===== SOURCE DATA
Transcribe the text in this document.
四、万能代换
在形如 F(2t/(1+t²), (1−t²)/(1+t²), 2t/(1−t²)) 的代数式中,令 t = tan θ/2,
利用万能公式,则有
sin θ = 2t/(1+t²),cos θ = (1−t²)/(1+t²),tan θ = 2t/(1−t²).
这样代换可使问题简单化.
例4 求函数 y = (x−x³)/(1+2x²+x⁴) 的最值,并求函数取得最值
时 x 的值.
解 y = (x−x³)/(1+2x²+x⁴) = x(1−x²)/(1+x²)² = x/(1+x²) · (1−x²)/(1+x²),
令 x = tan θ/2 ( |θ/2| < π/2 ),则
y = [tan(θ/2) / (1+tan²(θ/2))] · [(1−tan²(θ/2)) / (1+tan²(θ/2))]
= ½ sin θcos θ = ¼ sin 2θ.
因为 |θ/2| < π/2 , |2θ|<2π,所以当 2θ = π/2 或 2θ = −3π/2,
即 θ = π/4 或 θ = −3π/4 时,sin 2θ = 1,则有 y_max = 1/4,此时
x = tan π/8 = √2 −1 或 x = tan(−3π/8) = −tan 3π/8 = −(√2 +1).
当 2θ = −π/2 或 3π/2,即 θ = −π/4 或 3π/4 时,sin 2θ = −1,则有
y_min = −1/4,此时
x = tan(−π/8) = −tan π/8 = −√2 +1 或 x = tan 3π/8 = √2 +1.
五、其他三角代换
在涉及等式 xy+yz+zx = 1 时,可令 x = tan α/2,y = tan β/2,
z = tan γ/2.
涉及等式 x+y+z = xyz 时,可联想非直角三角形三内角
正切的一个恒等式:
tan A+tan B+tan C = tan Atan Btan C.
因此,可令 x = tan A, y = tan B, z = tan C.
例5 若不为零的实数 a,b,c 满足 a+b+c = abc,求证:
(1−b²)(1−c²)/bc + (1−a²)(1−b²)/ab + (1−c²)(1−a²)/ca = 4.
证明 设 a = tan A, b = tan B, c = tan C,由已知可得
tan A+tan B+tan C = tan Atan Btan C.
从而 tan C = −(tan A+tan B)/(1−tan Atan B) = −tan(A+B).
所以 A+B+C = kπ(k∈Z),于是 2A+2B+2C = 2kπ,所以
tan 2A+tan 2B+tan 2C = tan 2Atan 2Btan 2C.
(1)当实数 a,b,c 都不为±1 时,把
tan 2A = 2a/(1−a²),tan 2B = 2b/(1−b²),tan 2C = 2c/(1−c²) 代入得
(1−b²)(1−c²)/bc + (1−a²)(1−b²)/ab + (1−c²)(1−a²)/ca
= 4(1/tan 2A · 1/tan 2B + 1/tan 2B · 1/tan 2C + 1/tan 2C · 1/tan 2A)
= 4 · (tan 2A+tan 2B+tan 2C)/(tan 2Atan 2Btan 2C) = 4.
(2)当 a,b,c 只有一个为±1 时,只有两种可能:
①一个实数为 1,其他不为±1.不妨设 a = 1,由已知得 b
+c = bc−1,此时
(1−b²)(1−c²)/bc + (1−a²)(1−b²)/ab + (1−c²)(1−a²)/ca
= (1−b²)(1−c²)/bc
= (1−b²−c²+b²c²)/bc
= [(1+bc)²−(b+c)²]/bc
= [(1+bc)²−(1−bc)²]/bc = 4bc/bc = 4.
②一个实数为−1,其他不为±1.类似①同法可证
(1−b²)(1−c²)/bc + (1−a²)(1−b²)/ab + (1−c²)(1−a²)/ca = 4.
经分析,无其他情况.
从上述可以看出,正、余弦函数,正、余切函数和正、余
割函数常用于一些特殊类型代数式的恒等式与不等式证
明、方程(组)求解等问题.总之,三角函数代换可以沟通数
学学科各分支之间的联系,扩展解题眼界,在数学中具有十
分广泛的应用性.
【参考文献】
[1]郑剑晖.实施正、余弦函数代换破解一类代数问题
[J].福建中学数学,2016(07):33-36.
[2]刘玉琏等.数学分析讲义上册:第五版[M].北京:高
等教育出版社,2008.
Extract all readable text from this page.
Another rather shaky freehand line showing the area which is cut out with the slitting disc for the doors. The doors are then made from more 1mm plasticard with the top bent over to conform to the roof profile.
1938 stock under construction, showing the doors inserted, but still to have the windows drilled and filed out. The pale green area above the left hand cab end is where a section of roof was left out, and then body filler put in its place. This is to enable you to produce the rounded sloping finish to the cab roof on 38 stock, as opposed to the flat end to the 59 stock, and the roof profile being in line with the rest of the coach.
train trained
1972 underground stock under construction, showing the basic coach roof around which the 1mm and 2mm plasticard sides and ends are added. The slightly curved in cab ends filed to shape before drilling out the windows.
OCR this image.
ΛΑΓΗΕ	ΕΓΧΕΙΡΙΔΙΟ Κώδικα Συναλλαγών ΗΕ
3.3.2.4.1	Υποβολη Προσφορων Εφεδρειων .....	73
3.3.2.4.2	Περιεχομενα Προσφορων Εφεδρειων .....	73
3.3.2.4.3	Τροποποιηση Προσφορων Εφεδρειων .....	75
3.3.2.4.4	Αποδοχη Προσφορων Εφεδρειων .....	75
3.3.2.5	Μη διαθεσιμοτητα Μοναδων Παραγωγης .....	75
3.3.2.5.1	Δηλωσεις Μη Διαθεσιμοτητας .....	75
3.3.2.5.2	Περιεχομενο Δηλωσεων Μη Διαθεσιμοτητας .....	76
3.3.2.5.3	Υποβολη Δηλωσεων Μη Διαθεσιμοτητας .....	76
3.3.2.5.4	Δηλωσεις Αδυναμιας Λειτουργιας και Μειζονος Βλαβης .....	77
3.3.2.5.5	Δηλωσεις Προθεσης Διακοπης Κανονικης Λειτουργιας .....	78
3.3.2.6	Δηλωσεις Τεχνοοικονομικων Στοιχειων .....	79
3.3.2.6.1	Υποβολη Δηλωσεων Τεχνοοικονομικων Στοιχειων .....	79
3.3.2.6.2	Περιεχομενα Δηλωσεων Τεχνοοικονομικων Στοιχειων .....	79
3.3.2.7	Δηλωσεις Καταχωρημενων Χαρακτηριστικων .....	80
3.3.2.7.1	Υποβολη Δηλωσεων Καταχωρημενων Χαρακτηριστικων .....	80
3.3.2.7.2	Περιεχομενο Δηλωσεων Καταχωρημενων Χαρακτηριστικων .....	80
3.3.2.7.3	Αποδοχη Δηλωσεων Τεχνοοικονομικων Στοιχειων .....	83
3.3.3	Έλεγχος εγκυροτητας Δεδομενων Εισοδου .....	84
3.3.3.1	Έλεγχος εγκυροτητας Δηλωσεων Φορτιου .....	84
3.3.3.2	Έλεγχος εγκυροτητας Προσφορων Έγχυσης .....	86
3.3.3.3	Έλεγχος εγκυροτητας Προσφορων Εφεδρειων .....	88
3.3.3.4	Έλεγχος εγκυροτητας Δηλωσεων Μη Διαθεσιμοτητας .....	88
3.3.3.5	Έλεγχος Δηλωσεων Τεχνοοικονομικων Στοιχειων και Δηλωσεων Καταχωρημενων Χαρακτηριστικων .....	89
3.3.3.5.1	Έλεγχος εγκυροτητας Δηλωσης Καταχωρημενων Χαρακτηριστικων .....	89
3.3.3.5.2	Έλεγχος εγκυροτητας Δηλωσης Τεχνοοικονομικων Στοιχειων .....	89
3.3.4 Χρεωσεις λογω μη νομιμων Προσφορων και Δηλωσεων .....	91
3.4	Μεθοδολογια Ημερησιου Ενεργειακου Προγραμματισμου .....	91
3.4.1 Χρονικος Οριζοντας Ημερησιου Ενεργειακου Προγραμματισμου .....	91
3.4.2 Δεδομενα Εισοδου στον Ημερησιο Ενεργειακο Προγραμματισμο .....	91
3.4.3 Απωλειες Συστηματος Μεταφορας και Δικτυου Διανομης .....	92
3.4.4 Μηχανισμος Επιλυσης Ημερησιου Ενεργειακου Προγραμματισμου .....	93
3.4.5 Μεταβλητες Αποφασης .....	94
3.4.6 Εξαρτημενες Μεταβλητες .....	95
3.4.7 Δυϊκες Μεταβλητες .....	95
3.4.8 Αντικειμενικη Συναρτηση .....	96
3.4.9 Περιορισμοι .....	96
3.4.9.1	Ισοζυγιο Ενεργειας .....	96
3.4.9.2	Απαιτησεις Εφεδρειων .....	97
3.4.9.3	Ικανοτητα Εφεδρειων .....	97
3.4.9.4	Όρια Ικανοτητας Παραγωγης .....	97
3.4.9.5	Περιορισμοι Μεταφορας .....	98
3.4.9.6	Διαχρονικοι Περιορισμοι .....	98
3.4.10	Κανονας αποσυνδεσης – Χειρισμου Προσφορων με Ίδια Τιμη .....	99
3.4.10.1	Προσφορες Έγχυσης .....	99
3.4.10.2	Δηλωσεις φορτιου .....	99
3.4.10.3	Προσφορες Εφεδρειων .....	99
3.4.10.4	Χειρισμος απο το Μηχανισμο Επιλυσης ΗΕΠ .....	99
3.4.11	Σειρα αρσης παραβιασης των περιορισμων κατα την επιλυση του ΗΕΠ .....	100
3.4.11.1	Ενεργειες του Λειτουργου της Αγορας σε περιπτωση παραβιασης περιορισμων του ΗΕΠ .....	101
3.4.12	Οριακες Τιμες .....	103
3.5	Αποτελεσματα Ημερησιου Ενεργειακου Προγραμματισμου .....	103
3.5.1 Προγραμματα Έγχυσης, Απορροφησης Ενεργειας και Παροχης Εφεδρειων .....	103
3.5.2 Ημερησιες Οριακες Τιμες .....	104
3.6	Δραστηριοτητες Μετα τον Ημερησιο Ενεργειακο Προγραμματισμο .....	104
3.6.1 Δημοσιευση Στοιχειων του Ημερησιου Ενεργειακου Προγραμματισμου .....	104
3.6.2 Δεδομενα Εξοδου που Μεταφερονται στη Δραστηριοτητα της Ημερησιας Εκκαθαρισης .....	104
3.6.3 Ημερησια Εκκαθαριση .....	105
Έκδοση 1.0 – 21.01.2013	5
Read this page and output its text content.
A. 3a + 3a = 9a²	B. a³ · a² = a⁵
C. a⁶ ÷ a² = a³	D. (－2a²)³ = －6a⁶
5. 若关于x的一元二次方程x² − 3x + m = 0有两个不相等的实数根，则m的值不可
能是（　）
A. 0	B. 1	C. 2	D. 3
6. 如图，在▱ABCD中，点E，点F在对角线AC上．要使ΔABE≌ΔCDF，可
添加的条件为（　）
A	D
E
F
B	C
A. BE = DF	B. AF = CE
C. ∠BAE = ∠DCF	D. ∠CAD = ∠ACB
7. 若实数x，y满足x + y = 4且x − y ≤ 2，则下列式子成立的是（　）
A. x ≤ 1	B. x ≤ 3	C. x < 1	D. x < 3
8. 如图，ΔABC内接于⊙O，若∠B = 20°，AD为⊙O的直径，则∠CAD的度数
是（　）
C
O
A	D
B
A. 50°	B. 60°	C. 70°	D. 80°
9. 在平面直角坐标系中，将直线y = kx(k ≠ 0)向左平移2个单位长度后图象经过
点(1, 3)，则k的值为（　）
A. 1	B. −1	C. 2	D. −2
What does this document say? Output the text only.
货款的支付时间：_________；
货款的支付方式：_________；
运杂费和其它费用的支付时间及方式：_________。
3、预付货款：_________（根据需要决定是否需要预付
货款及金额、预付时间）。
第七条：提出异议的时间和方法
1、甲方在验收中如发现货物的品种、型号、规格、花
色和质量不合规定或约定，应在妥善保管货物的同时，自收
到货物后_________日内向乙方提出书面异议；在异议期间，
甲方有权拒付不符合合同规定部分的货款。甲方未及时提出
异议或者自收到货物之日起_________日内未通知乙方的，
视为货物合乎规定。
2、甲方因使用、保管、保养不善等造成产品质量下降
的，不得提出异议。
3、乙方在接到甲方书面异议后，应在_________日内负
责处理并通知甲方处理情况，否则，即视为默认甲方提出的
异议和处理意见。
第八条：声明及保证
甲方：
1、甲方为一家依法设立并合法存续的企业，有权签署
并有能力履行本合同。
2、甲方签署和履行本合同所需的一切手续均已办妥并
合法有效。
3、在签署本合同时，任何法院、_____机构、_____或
==========
**GIVEN TASK**
Gather each line in the entries above where the string "其他不为" is found.

**RESULT OF THIS EXERCISE**
①一个实数为 1,其他不为±1.不妨设 a = 1,由已知得 b
②一个实数为−1,其他不为±1.类似①同法可证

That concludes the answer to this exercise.